===== PROVIDED RECORDS =====

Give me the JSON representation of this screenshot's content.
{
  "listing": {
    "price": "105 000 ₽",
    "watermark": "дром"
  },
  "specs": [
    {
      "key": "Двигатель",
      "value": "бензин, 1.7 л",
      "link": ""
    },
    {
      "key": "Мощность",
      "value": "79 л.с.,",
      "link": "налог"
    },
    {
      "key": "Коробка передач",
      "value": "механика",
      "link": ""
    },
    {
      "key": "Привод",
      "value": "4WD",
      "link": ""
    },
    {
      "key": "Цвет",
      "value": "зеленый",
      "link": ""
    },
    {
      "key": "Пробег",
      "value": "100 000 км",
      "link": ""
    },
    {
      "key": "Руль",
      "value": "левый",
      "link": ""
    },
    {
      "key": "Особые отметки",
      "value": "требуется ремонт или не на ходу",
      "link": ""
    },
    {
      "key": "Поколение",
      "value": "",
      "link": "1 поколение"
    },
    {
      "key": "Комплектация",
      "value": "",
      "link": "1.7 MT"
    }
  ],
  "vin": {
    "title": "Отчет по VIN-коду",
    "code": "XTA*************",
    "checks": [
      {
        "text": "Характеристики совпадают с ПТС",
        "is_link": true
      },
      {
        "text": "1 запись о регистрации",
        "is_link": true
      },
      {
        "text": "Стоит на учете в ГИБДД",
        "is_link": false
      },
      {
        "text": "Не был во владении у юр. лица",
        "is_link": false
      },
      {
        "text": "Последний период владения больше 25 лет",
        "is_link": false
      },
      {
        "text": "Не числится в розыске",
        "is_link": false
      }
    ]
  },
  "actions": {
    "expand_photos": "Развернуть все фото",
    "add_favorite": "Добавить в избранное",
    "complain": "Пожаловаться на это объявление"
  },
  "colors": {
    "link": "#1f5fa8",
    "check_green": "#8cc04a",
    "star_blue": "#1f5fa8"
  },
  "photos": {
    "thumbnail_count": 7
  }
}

=====

Restate each entry exactly, skipping none.

Give me the JSON representation of this screenshot's content.
{
  "listing": {
    "price": "105 000 ₽",
    "watermark": "дром"
  },
  "specs": [
    {
      "key": "Двигатель",
      "value": "бензин, 1.7 л",
      "link": ""
    },
    {
      "key": "Мощность",
      "value": "79 л.с.,",
      "link": "налог"
    },
    {
      "key": "Коробка передач",
      "value": "механика",
      "link": ""
    },
    {
      "key": "Привод",
      "value": "4WD",
      "link": ""
    },
    {
      "key": "Цвет",
      "value": "зеленый",
      "link": ""
    },
    {
      "key": "Пробег",
      "value": "100 000 км",
      "link": ""
    },
    {
      "key": "Руль",
      "value": "левый",
      "link": ""
    },
    {
      "key": "Особые отметки",
      "value": "требуется ремонт или не на ходу",
      "link": ""
    },
    {
      "key": "Поколение",
      "value": "",
      "link": "1 поколение"
    },
    {
      "key": "Комплектация",
      "value": "",
      "link": "1.7 MT"
    }
  ],
  "vin": {
    "title": "Отчет по VIN-коду",
    "code": "XTA*************",
    "checks": [
      {
        "text": "Характеристики совпадают с ПТС",
        "is_link": true
      },
      {
        "text": "1 запись о регистрации",
        "is_link": true
      },
      {
        "text": "Стоит на учете в ГИБДД",
        "is_link": false
      },
      {
        "text": "Не был во владении у юр. лица",
        "is_link": false
      },
      {
        "text": "Последний период владения больше 25 лет",
        "is_link": false
      },
      {
        "text": "Не числится в розыске",
        "is_link": false
      }
    ]
  },
  "actions": {
    "expand_photos": "Развернуть все фото",
    "add_favorite": "Добавить в избранное",
    "complain": "Пожаловаться на это объявление"
  },
  "colors": {
    "link": "#1f5fa8",
    "check_green": "#8cc04a",
    "star_blue": "#1f5fa8"
  },
  "photos": {
    "thumbnail_count": 7
  }
}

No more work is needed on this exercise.